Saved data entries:
────────

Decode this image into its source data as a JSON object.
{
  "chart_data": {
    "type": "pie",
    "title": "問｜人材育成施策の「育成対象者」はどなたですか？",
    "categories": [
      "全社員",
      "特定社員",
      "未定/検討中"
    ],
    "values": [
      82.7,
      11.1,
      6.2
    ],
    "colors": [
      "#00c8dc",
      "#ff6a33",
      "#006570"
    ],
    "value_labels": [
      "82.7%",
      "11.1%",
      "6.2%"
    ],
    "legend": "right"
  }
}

────────

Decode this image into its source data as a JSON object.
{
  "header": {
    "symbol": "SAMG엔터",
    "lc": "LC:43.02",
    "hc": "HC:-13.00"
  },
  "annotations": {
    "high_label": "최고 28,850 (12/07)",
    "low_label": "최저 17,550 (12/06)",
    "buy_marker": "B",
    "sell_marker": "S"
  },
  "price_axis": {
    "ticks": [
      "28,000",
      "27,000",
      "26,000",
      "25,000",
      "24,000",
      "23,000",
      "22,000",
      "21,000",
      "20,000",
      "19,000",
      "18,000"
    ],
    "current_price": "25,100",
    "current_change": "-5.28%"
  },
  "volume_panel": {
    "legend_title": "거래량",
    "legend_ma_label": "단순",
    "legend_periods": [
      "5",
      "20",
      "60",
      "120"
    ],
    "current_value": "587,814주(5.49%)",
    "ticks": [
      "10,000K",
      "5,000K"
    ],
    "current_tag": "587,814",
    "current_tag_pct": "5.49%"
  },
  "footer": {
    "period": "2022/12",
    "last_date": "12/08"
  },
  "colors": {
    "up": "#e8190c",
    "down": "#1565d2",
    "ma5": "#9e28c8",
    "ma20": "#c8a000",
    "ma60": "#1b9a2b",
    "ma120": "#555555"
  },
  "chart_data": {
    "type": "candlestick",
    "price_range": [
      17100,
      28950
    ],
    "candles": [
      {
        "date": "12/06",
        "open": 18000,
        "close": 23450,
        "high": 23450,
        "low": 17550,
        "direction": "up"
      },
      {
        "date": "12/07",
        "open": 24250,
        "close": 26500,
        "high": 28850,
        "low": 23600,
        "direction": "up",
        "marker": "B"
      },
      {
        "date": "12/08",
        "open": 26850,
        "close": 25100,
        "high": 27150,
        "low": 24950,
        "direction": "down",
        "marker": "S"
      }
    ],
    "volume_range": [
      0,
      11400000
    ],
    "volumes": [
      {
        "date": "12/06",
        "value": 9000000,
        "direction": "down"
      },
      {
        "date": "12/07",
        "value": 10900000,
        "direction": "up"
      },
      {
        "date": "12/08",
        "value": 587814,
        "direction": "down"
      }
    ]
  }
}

────────

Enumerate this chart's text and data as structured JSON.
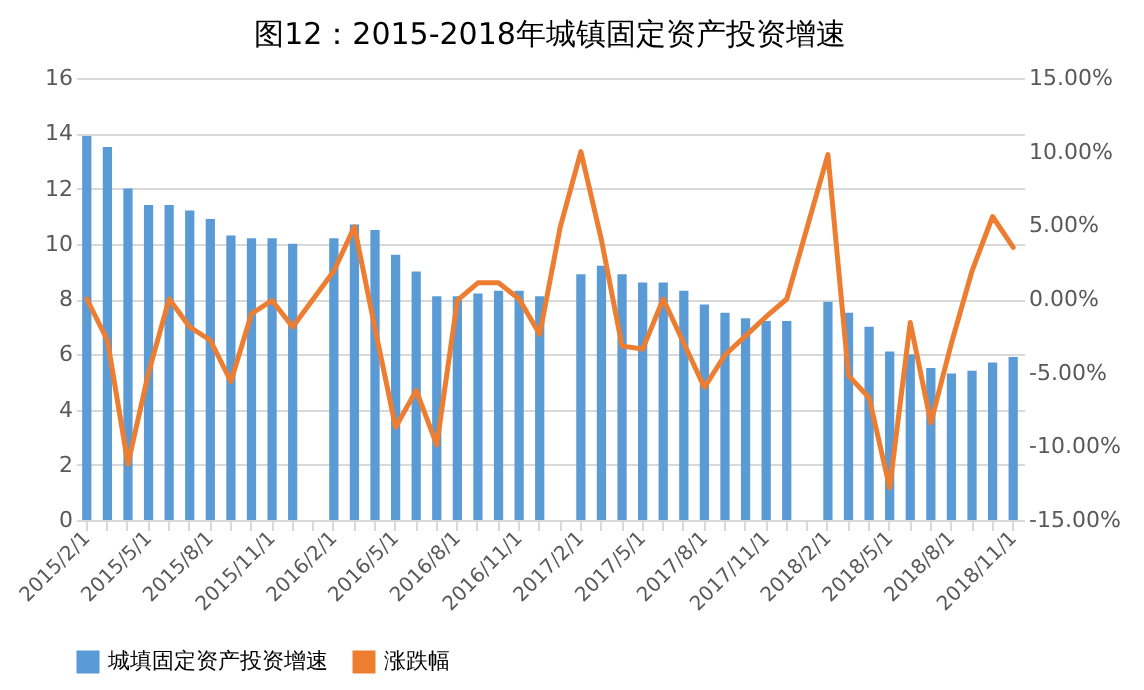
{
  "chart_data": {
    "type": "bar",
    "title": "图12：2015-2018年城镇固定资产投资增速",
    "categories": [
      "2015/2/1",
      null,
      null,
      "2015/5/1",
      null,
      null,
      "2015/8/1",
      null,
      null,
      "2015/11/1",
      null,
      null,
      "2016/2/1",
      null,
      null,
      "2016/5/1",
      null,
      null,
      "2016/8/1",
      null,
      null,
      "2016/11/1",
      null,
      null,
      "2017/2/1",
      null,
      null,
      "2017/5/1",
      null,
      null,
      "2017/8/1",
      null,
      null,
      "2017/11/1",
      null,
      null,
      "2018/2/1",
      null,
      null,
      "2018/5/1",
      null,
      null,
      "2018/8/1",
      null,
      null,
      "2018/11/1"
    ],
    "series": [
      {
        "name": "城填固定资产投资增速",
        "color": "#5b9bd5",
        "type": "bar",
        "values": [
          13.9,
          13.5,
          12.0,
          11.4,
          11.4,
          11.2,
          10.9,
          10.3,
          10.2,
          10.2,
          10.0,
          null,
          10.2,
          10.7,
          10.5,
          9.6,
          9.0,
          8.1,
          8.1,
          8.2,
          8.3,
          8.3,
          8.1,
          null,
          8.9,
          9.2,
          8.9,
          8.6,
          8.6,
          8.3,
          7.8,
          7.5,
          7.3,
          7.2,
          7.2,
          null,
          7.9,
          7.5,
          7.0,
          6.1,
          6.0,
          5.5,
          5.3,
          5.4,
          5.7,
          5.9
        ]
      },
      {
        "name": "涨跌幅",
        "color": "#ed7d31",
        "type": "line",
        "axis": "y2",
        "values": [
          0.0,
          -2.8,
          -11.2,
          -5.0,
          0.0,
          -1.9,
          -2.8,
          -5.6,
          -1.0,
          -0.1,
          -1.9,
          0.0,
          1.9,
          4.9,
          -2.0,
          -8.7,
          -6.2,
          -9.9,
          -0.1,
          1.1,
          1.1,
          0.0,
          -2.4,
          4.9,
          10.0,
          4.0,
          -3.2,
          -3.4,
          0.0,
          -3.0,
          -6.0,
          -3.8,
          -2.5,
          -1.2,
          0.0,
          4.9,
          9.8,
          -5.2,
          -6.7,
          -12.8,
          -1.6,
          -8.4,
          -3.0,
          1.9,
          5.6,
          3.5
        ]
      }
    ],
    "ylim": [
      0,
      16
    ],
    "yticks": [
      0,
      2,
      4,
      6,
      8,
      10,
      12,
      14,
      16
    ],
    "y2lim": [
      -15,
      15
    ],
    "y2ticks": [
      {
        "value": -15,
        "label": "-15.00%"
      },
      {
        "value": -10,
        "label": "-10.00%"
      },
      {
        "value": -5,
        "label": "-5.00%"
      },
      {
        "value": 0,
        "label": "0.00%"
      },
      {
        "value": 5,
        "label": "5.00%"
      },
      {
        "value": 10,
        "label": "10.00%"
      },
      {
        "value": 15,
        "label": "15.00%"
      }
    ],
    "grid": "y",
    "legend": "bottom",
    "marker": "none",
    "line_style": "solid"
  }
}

────────

Provide the count, and nothing else, of lines in the data above where the word "type" occurs.

[SOLUTION]: 5